**WORK INSTRUCTIONS:**
A. Reproduce everything in the coaxial engine starter patent from "Description" down to "are coaxially arranged.", word for word.
B. Continue the coaxial engine starter patent from the point where it stops.

Coaxial engine starter

Abstract

A coaxial engine starter in which a solenoid switch is disposed behind an electric motor, a planetary speed reduction gear is disposed in front of the electric motor, and an ouptut rotary shaft is driven by the electric motor through the planetary speed reduction gear, a housing to which a bearing for receiving radial loads from the output rotary shaft is secured is integrally formed by a synthetic resin with an inner gear of the planetary speed reduction gear. A metallic flange for attaching the starter to an engine may be mounted to the housing by an electrically conductive securing member, and an electrical conductor for electrically connecting the flange to a motor yoke through the securing member may also be provided.

Description

BACKGROUND OF THE INVENTION

This invention relates to a coaxial engine starter in which an operating rod of a solenoid switch and a motor rotor shaft are coaxially arranged.

**DATASET ROWS:**
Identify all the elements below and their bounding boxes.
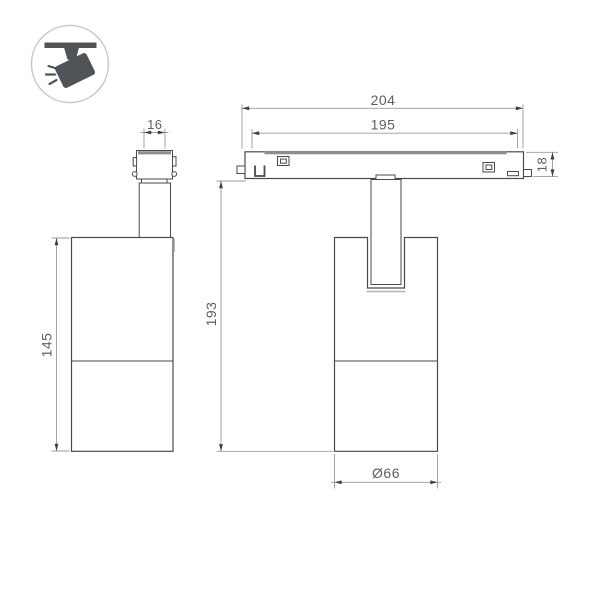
dim18-arrow-bottom — [551, 169, 555, 176]
dim193-label: 193 — [203, 302, 219, 327]
front-view — [237, 151, 532, 451]
front-track-endcap-right — [524, 170, 532, 177]
dim204-label: 204 — [371, 92, 396, 108]
dim18-arrow-top — [551, 152, 555, 159]
dimension-adapter-width: 16 — [141, 117, 169, 149]
side-adapter-clip-left — [133, 158, 136, 167]
side-stem — [139, 183, 170, 238]
side-adapter-top-strip — [138, 151, 171, 154]
dim195-arrow-right — [510, 131, 517, 135]
dimension-body-height: 145 — [39, 238, 70, 451]
dim195-label: 195 — [371, 117, 396, 133]
dimension-overall-height: 193 — [203, 181, 333, 451]
dim66-label: Ø66 — [372, 465, 400, 481]
track-spotlight-icon — [32, 26, 109, 103]
dim16-label: 16 — [147, 117, 162, 132]
icon-track-bar — [45, 43, 97, 49]
dim195-arrow-left — [252, 131, 259, 135]
front-track-endcap-left — [237, 166, 245, 174]
drawing-canvas: 16 145 204 — [0, 0, 600, 600]
front-track-slot-right-inner — [486, 165, 492, 170]
front-track-slot-left-inner — [281, 159, 287, 163]
dim193-arrow-bottom — [219, 444, 223, 451]
dim145-arrow-bottom — [55, 444, 59, 451]
side-adapter-clip-right — [173, 157, 177, 166]
side-adapter-hook-left — [132, 172, 137, 177]
side-adapter-hook-right — [172, 172, 177, 177]
side-adapter-block — [137, 151, 173, 180]
dimension-body-diameter: Ø66 — [331, 454, 441, 489]
front-stem — [371, 180, 401, 285]
dim193-arrow-top — [219, 181, 223, 188]
dim145-label: 145 — [39, 333, 55, 358]
side-view — [72, 151, 177, 452]
front-neck — [376, 175, 395, 180]
dim145-arrow-top — [55, 238, 59, 245]
side-body — [72, 238, 174, 452]
dim204-arrow-right — [516, 106, 523, 110]
side-neck — [142, 179, 168, 183]
dim204-arrow-left — [242, 106, 249, 110]
dim66-arrow-right — [430, 480, 437, 484]
front-track-vent-right — [508, 172, 519, 176]
dim66-arrow-left — [335, 480, 342, 484]
dimension-track-inner-length: 195 — [252, 117, 518, 149]
technical-drawing: 16 145 204 — [0, 0, 600, 600]
front-track-top-strip — [265, 151, 507, 154]
dim18-label: 18 — [535, 157, 550, 172]
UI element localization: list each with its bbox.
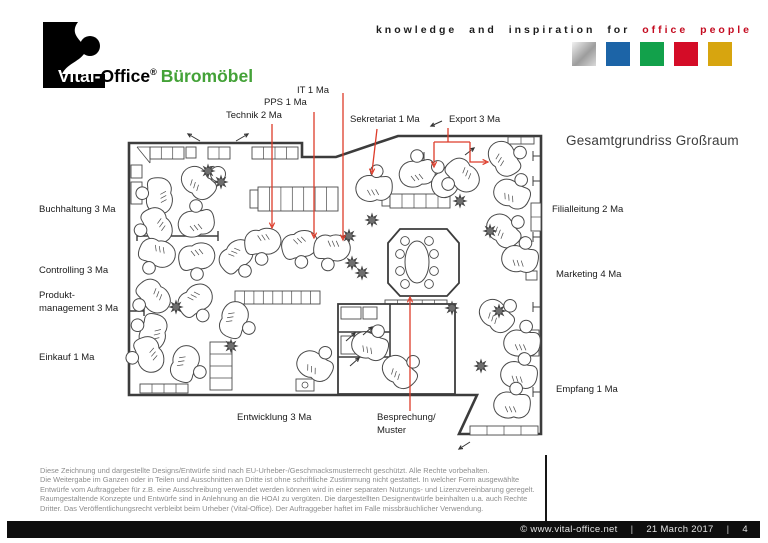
label-it: IT 1 Ma <box>297 85 329 98</box>
disclaimer-line: Die Weitergabe im Ganzen oder in Teilen … <box>40 475 535 484</box>
tagline: knowledge and inspiration for office peo… <box>376 24 752 36</box>
brand-color-squares <box>572 42 732 66</box>
label-buchhaltung: Buchhaltung 3 Ma <box>39 204 116 217</box>
disclaimer: Diese Zeichnung und dargestellte Designs… <box>40 466 535 513</box>
label-filialleitung: Filialleitung 2 Ma <box>552 204 623 217</box>
disclaimer-line: Entwürfe vom Auftraggeber für z.B. eine … <box>40 485 535 494</box>
label-produkt-line1: Produkt- <box>39 290 118 303</box>
disclaimer-line: Diese Zeichnung und dargestellte Designs… <box>40 466 535 475</box>
square-green <box>640 42 664 66</box>
footer-copyright: © www.vital-office.net <box>520 524 617 535</box>
brand-wordmark: Vital-Office®Büromöbel <box>58 66 253 86</box>
square-blue <box>606 42 630 66</box>
label-controlling: Controlling 3 Ma <box>39 265 108 278</box>
footer-separator: | <box>727 524 730 535</box>
square-red <box>674 42 698 66</box>
vital-office-logo: Vital-Office®Büromöbel <box>40 20 270 96</box>
label-sekretariat: Sekretariat 1 Ma <box>350 114 420 127</box>
floor-plan <box>125 85 549 462</box>
label-besprechung: Besprechung/ Muster <box>377 412 436 437</box>
footer-divider-line <box>545 455 547 521</box>
footer-date: 21 March 2017 <box>646 524 713 535</box>
page: Vital-Office®Büromöbel knowledge and ins… <box>0 0 768 543</box>
label-export: Export 3 Ma <box>449 114 500 127</box>
label-marketing: Marketing 4 Ma <box>556 269 621 282</box>
label-besprechung-line2: Muster <box>377 425 436 438</box>
footer-bar: © www.vital-office.net | 21 March 2017 |… <box>7 521 760 538</box>
tagline-red: office people <box>642 24 752 36</box>
disclaimer-line: Raumgestaltende Konzepte und Entwürfe si… <box>40 494 535 503</box>
label-produkt-line2: management 3 Ma <box>39 303 118 316</box>
label-besprechung-line1: Besprechung/ <box>377 412 436 425</box>
label-entwicklung: Entwicklung 3 Ma <box>237 412 311 425</box>
label-empfang: Empfang 1 Ma <box>556 384 618 397</box>
footer-page-number: 4 <box>742 524 748 535</box>
label-technik: Technik 2 Ma <box>226 110 282 123</box>
label-einkauf: Einkauf 1 Ma <box>39 352 94 365</box>
footer-separator: | <box>631 524 634 535</box>
label-produktmanagement: Produkt- management 3 Ma <box>39 290 118 315</box>
square-silver <box>572 42 596 66</box>
label-pps: PPS 1 Ma <box>264 97 307 110</box>
disclaimer-line: Dritter. Das Veröffentlichungsrecht verb… <box>40 504 535 513</box>
square-gold <box>708 42 732 66</box>
logo-dot <box>80 36 100 56</box>
plan-title: Gesamtgrundriss Großraum <box>566 133 739 148</box>
brand-product: Büromöbel <box>161 66 253 86</box>
tagline-black: knowledge and inspiration for <box>376 24 630 36</box>
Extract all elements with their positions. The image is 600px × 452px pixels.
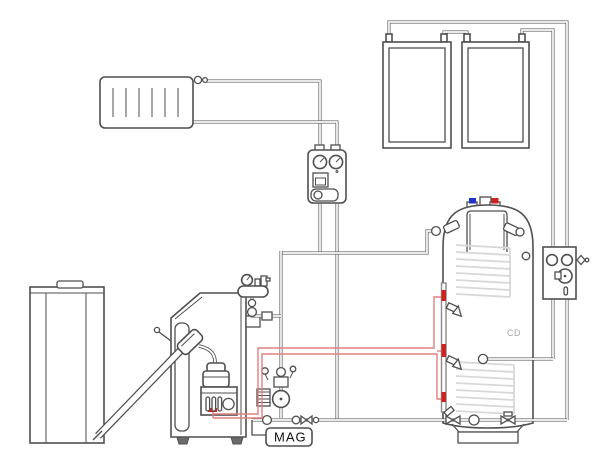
flue-outlet xyxy=(246,316,260,327)
solar-collector-2 xyxy=(462,42,529,148)
strip-port-mid xyxy=(442,344,447,357)
strip-port-hot xyxy=(442,290,447,301)
tank-bottom-port xyxy=(469,415,479,425)
thermometer-icon xyxy=(290,366,296,372)
buffer-tank: CD xyxy=(432,197,533,443)
tank-brand-label: CD xyxy=(507,328,521,338)
union-fitting xyxy=(263,416,272,425)
union-fitting xyxy=(292,416,300,424)
gauge-icon xyxy=(547,255,558,266)
gauge-icon xyxy=(562,255,573,266)
collector-stub xyxy=(441,34,447,42)
burner-vent xyxy=(206,397,210,411)
boiler-pump-group xyxy=(257,366,319,424)
radiator-valve-icon xyxy=(194,76,201,83)
mixing-valve-icon xyxy=(277,368,286,377)
burner-fan-icon xyxy=(223,398,234,409)
solar-pump-station xyxy=(543,247,589,299)
collector-stub xyxy=(464,34,470,42)
ball-valve-icon xyxy=(301,416,319,424)
boiler-charge-hot-pipes xyxy=(213,297,441,418)
schematic-page: CD xyxy=(0,0,600,452)
heating-pump-station xyxy=(308,145,346,203)
solar-collector-array xyxy=(383,34,529,148)
solar-collector-1 xyxy=(383,42,451,148)
boiler-foot xyxy=(231,437,243,444)
pipe-fitting xyxy=(262,312,272,320)
burner-vent xyxy=(218,397,222,411)
solar-coil-port xyxy=(478,354,487,363)
heating-system-diagram: CD xyxy=(0,0,600,452)
collector-stub xyxy=(519,34,525,42)
boiler-lever xyxy=(154,327,171,341)
thermometer-icon xyxy=(262,368,268,374)
expansion-vessel: MAG xyxy=(252,420,312,446)
collector-stub xyxy=(386,34,392,42)
burner-vent xyxy=(212,397,216,411)
pellet-hopper xyxy=(30,281,104,443)
safety-manifold xyxy=(238,286,268,297)
safety-valve-icon xyxy=(255,279,260,286)
boiler-foot xyxy=(177,437,189,444)
check-valve-icon xyxy=(577,256,589,265)
expansion-vessel-label: MAG xyxy=(274,430,307,445)
strip-port-low xyxy=(442,392,447,402)
cold-port-cap xyxy=(469,198,476,204)
hot-port-cap xyxy=(492,198,499,204)
radiator xyxy=(100,76,207,128)
hopper-lid xyxy=(57,281,83,288)
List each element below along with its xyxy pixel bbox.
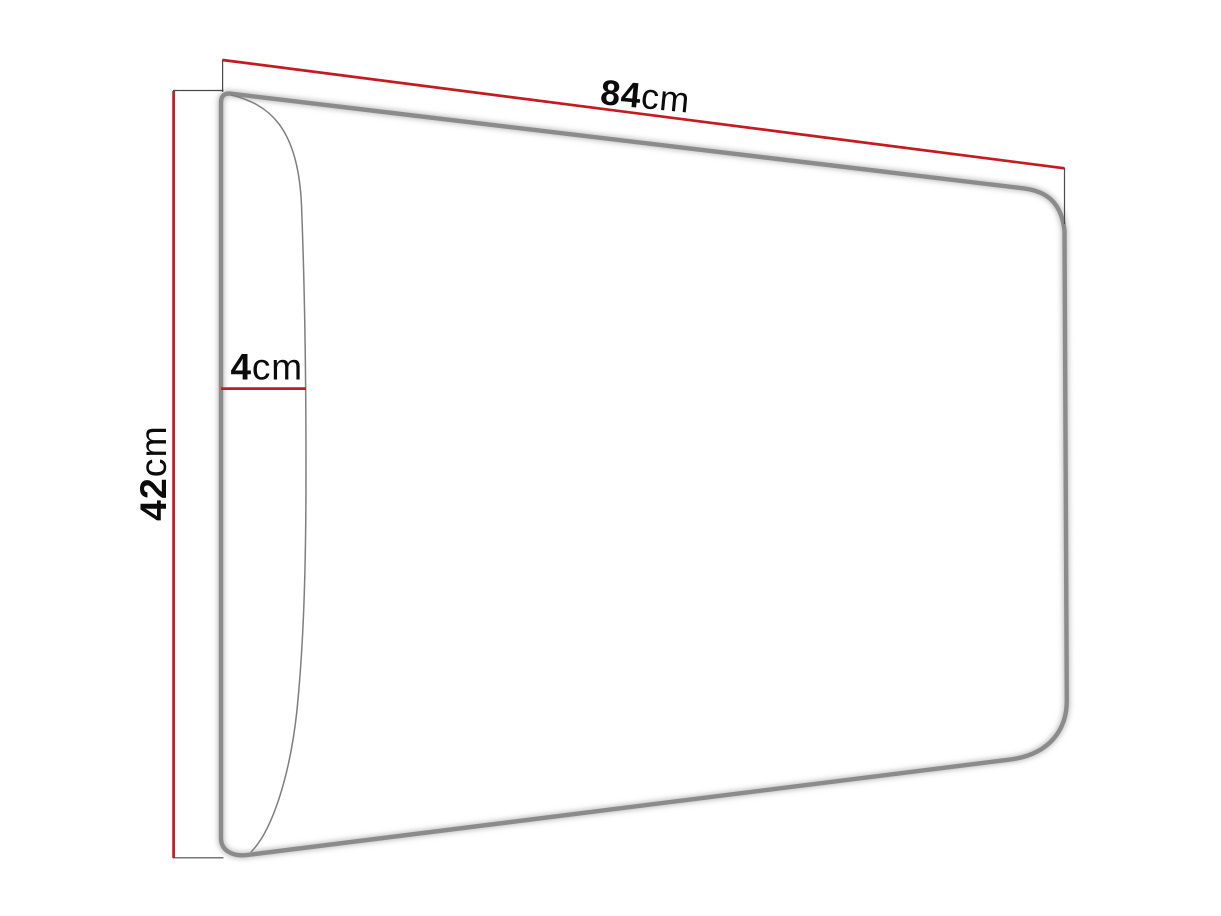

**OUTPUTS BY TASK:**
A.
Description

BACKGROUND OF THE INVENTION

This invention relates to a coaxial engine starter in which an operating rod of a solenoid switch and a motor rotor shaft are coaxially arranged.

B.
FIG. 1 is a sectional view of a conventional engine starter, in which the engine starter comprises a front bracket 1 which serves as an outer housing of the starter with which the starter is mounted to an unillustrated engine. An output rotary shaft 2 is rotatably supported at its front end by a bearing 3 fitted in the front bracket 1. An over-running clutch 4 is axially slidably placed over the output rotary shaft 2. The over-running clutch 4 includes a clutch outer member 4a having splines 5 formed at its rear (left in FIG. 1) portion, a clutch inner member 4b having pinion 6 formed at its front (right in FIG. 1) and rollers disposed between the clutch outer 4a and the clutch inner 4b. A rotary shaft 7 of an electric motor has formed thereon a sun gear 7a of a planetary speed reduction gear which comprises an inner gear 8 and planetary gears 9.

The engine starter also comprises a solenoid switch 10 for controlling the electric current flowing into the starter and for moving forward the over-running clutch 4 through a pivotable lever 11. One end of the lever 11 is connected to a plunger 10a of the solenoid switch 10 and the other end is connected to the rear portion of the over-running clutch 4. A motor yoke 12 and a rear bracket 13 are securely connected to the front bracket 1 by bolts 14.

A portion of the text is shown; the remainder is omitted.